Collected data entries

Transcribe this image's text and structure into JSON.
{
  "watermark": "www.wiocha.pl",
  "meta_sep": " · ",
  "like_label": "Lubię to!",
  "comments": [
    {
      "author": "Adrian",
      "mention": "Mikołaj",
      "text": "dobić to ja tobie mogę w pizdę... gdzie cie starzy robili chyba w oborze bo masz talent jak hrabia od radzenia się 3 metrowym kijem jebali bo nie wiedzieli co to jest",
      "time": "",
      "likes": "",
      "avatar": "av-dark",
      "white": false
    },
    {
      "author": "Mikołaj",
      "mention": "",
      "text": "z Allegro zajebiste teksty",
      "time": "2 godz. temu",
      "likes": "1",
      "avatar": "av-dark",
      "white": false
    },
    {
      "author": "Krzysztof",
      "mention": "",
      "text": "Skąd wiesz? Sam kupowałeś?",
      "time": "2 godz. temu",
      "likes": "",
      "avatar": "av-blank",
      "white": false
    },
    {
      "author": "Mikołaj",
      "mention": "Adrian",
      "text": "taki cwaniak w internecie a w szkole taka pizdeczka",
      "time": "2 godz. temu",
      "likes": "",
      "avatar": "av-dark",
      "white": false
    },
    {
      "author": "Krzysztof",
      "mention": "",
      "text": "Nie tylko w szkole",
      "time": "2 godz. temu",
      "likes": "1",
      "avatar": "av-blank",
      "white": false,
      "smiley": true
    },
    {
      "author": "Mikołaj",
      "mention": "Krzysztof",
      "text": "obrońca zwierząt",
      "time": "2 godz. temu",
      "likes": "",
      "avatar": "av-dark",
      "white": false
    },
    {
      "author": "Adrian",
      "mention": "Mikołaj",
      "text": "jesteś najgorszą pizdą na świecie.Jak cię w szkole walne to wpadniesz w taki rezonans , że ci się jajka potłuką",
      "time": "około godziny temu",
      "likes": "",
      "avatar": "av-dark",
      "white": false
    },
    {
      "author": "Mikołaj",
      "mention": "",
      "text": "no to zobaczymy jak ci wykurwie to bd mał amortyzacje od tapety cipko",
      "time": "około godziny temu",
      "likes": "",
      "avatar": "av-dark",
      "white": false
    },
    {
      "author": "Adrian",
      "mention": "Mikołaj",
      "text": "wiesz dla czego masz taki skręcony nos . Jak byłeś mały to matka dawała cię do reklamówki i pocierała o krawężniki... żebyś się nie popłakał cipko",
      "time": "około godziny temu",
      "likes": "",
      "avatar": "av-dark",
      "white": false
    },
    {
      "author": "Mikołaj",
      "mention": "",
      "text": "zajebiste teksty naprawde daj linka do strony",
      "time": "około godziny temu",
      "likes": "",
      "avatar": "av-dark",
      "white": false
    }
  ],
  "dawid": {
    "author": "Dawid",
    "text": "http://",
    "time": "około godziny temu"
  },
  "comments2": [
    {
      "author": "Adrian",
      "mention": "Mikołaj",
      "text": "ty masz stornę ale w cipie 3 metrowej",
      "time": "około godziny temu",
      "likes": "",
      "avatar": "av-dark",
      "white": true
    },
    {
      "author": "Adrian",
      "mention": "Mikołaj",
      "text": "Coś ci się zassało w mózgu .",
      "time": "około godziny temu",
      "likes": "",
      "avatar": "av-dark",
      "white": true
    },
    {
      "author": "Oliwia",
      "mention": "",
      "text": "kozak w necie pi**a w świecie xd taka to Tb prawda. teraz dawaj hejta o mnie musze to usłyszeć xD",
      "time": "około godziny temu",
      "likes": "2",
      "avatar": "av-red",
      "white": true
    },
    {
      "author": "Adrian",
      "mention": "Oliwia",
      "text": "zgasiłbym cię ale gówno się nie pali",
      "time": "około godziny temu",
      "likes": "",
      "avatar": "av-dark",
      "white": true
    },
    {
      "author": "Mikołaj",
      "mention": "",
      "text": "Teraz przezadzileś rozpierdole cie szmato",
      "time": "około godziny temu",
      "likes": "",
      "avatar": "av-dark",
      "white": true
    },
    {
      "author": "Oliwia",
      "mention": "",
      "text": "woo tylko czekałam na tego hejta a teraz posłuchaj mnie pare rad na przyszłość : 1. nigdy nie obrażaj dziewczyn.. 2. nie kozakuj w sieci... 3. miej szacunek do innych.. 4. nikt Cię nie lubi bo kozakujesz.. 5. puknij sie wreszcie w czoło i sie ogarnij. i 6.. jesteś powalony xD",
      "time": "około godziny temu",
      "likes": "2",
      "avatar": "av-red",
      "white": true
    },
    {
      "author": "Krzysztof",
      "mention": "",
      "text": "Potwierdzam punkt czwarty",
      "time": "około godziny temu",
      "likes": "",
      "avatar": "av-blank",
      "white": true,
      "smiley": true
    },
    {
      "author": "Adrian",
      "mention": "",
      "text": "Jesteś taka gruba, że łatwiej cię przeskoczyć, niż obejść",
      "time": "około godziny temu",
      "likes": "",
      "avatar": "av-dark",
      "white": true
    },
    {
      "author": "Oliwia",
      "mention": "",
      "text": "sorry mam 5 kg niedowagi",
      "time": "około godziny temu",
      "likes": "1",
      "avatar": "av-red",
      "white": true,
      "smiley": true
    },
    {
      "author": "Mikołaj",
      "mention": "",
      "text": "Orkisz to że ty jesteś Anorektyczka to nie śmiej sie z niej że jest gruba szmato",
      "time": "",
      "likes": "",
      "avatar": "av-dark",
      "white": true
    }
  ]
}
* * *
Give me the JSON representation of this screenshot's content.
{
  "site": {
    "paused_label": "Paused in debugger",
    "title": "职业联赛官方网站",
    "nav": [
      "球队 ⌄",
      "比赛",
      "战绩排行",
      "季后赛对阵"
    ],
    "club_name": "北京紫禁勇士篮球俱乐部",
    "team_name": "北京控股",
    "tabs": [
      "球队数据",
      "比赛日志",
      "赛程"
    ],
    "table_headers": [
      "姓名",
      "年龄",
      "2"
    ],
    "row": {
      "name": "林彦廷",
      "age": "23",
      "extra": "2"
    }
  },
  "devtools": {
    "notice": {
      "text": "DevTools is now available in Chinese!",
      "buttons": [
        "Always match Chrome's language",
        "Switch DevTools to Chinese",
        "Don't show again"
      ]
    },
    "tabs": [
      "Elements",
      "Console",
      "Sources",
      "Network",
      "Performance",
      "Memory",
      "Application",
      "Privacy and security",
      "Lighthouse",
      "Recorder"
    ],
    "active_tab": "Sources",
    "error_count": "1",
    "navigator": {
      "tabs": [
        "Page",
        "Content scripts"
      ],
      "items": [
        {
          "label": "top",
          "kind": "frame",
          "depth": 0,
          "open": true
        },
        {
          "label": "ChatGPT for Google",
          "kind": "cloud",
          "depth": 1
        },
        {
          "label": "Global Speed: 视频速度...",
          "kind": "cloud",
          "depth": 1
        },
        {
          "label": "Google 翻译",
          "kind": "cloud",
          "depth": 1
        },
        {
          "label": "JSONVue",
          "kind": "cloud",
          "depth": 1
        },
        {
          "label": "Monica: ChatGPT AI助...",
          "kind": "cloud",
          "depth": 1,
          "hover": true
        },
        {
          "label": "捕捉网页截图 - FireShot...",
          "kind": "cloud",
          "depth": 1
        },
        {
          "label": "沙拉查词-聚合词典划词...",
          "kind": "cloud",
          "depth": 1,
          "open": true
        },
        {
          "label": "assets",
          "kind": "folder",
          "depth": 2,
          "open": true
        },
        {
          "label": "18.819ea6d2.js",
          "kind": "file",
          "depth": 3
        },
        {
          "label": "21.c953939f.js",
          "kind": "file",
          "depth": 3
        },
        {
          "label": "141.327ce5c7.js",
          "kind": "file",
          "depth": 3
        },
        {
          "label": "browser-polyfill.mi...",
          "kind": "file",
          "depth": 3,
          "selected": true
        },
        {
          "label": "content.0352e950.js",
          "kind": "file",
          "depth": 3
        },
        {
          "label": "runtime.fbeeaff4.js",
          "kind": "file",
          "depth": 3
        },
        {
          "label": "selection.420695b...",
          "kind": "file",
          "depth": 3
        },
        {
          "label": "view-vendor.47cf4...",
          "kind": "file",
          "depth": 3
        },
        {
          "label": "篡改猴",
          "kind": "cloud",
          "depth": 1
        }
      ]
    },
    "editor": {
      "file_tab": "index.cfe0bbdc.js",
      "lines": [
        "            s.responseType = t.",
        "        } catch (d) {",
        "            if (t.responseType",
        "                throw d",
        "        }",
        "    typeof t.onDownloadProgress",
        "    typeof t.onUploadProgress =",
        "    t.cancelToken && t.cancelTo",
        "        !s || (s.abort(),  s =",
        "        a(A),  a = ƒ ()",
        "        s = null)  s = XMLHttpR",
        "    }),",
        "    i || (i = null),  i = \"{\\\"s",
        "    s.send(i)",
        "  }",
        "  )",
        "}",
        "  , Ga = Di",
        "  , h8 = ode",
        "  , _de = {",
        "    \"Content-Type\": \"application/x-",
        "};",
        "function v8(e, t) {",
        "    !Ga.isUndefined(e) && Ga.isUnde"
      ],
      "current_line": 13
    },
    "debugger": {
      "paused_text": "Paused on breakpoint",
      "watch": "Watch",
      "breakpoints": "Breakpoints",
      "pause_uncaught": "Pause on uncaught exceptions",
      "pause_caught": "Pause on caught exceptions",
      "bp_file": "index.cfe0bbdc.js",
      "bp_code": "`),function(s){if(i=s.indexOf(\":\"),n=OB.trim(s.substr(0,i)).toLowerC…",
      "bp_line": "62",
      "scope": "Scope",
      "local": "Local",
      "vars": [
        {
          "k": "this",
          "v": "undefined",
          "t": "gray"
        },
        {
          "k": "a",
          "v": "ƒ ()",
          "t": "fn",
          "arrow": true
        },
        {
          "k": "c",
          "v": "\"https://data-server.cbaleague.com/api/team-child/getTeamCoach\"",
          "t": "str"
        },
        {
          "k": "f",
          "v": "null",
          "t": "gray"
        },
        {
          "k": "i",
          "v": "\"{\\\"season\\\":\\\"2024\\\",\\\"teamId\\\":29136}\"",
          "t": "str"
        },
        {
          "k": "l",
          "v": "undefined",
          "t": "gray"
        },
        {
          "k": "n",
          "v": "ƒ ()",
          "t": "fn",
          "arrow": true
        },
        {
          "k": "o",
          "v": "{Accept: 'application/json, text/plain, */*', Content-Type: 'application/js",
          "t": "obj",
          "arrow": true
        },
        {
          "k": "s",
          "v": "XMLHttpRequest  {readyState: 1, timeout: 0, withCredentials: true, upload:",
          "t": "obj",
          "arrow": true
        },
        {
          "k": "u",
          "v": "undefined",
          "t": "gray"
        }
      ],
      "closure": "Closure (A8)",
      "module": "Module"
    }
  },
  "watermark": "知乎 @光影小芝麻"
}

Prompt
Collect the lines of the records that include the string "exceptions".

Result of the exercise
      "pause_uncaught": "Pause on uncaught exceptions",
      "pause_caught": "Pause on caught exceptions",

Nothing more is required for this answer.